>>>>

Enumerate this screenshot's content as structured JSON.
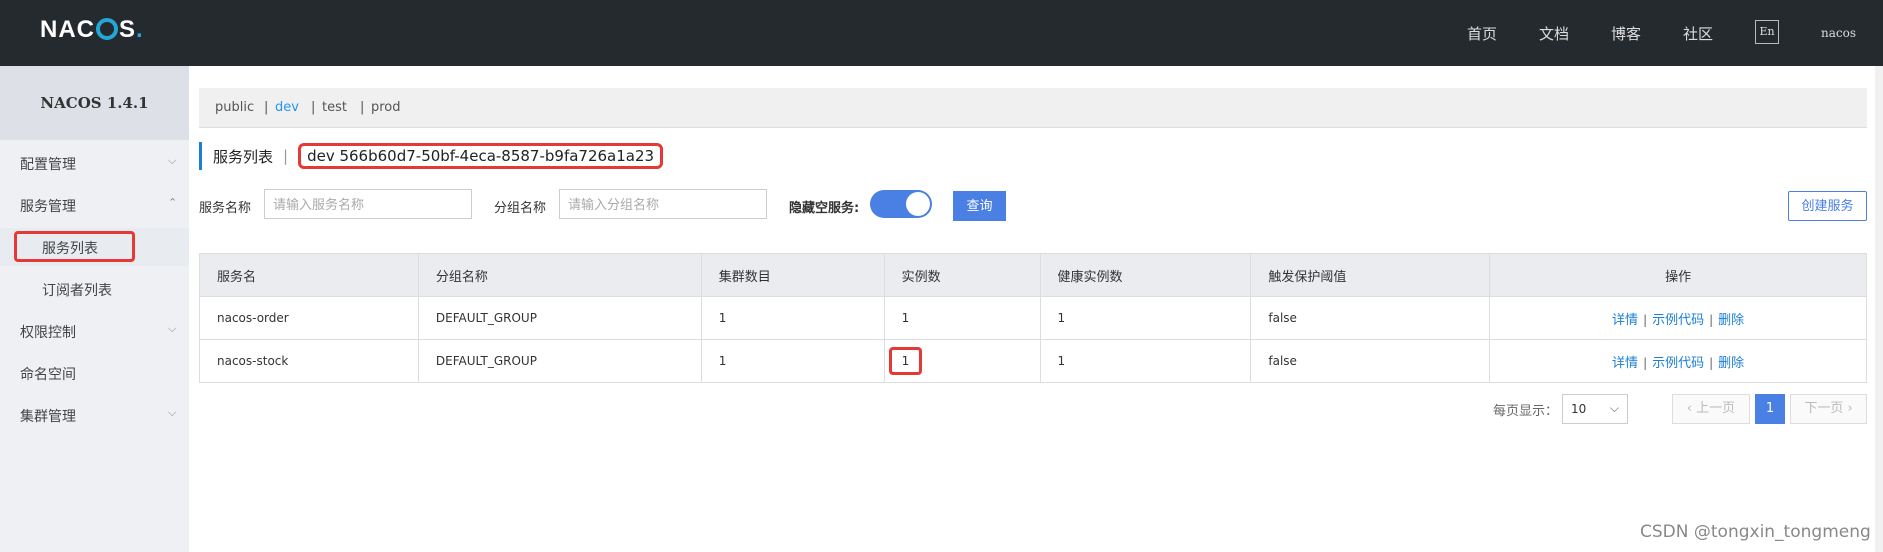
{
  "header": {
    "logo_letters": [
      "NAC",
      "S",
      "."
    ],
    "nav": [
      "首页",
      "文档",
      "博客",
      "社区"
    ],
    "lang": "En",
    "user": "nacos"
  },
  "sidebar": {
    "title": "NACOS 1.4.1",
    "items": [
      {
        "label": "配置管理",
        "chevron": "⌵"
      },
      {
        "label": "服务管理",
        "chevron": "⌃"
      },
      {
        "label": "服务列表",
        "sub": true,
        "active": true
      },
      {
        "label": "订阅者列表",
        "sub": true
      },
      {
        "label": "权限控制",
        "chevron": "⌵"
      },
      {
        "label": "命名空间"
      },
      {
        "label": "集群管理",
        "chevron": "⌵"
      }
    ]
  },
  "namespaces": [
    "public",
    "|",
    "dev",
    "|",
    "test",
    "|",
    "prod"
  ],
  "page": {
    "title": "服务列表",
    "separator": "|",
    "namespace_id": "dev  566b60d7-50bf-4eca-8587-b9fa726a1a23"
  },
  "filters": {
    "service_name_label": "服务名称",
    "service_name_placeholder": "请输入服务名称",
    "group_name_label": "分组名称",
    "group_name_placeholder": "请输入分组名称",
    "hide_empty_label": "隐藏空服务:",
    "hide_empty_enabled": true,
    "query_button": "查询",
    "create_button": "创建服务"
  },
  "table": {
    "columns": [
      "服务名",
      "分组名称",
      "集群数目",
      "实例数",
      "健康实例数",
      "触发保护阈值",
      "操作"
    ],
    "rows": [
      {
        "name": "nacos-order",
        "group": "DEFAULT_GROUP",
        "clusters": "1",
        "instances": "1",
        "healthy": "1",
        "protect": "false"
      },
      {
        "name": "nacos-stock",
        "group": "DEFAULT_GROUP",
        "clusters": "1",
        "instances": "1",
        "healthy": "1",
        "protect": "false"
      }
    ],
    "actions": {
      "detail": "详情",
      "sample": "示例代码",
      "delete": "删除",
      "sep": "|"
    }
  },
  "pagination": {
    "page_size_label": "每页显示：",
    "page_size": "10",
    "prev": "上一页",
    "current": "1",
    "next": "下一页"
  },
  "watermark": "CSDN @tongxin_tongmeng",
  "colors": {
    "accent": "#4a7fe3",
    "highlight": "#e53935",
    "topbar": "#252a2f",
    "link": "#1c7fd6"
  }
}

<<<<

§ Work required:
Verbatim reproduction of every record is required; images are left out.

§ Answer to this exercise:
Enumerate this screenshot's content as structured JSON.
{
  "header": {
    "logo_letters": [
      "NAC",
      "S",
      "."
    ],
    "nav": [
      "首页",
      "文档",
      "博客",
      "社区"
    ],
    "lang": "En",
    "user": "nacos"
  },
  "sidebar": {
    "title": "NACOS 1.4.1",
    "items": [
      {
        "label": "配置管理",
        "chevron": "⌵"
      },
      {
        "label": "服务管理",
        "chevron": "⌃"
      },
      {
        "label": "服务列表",
        "sub": true,
        "active": true
      },
      {
        "label": "订阅者列表",
        "sub": true
      },
      {
        "label": "权限控制",
        "chevron": "⌵"
      },
      {
        "label": "命名空间"
      },
      {
        "label": "集群管理",
        "chevron": "⌵"
      }
    ]
  },
  "namespaces": [
    "public",
    "|",
    "dev",
    "|",
    "test",
    "|",
    "prod"
  ],
  "page": {
    "title": "服务列表",
    "separator": "|",
    "namespace_id": "dev  566b60d7-50bf-4eca-8587-b9fa726a1a23"
  },
  "filters": {
    "service_name_label": "服务名称",
    "service_name_placeholder": "请输入服务名称",
    "group_name_label": "分组名称",
    "group_name_placeholder": "请输入分组名称",
    "hide_empty_label": "隐藏空服务:",
    "hide_empty_enabled": true,
    "query_button": "查询",
    "create_button": "创建服务"
  },
  "table": {
    "columns": [
      "服务名",
      "分组名称",
      "集群数目",
      "实例数",
      "健康实例数",
      "触发保护阈值",
      "操作"
    ],
    "rows": [
      {
        "name": "nacos-order",
        "group": "DEFAULT_GROUP",
        "clusters": "1",
        "instances": "1",
        "healthy": "1",
        "protect": "false"
      },
      {
        "name": "nacos-stock",
        "group": "DEFAULT_GROUP",
        "clusters": "1",
        "instances": "1",
        "healthy": "1",
        "protect": "false"
      }
    ],
    "actions": {
      "detail": "详情",
      "sample": "示例代码",
      "delete": "删除",
      "sep": "|"
    }
  },
  "pagination": {
    "page_size_label": "每页显示：",
    "page_size": "10",
    "prev": "上一页",
    "current": "1",
    "next": "下一页"
  },
  "watermark": "CSDN @tongxin_tongmeng",
  "colors": {
    "accent": "#4a7fe3",
    "highlight": "#e53935",
    "topbar": "#252a2f",
    "link": "#1c7fd6"
  }
}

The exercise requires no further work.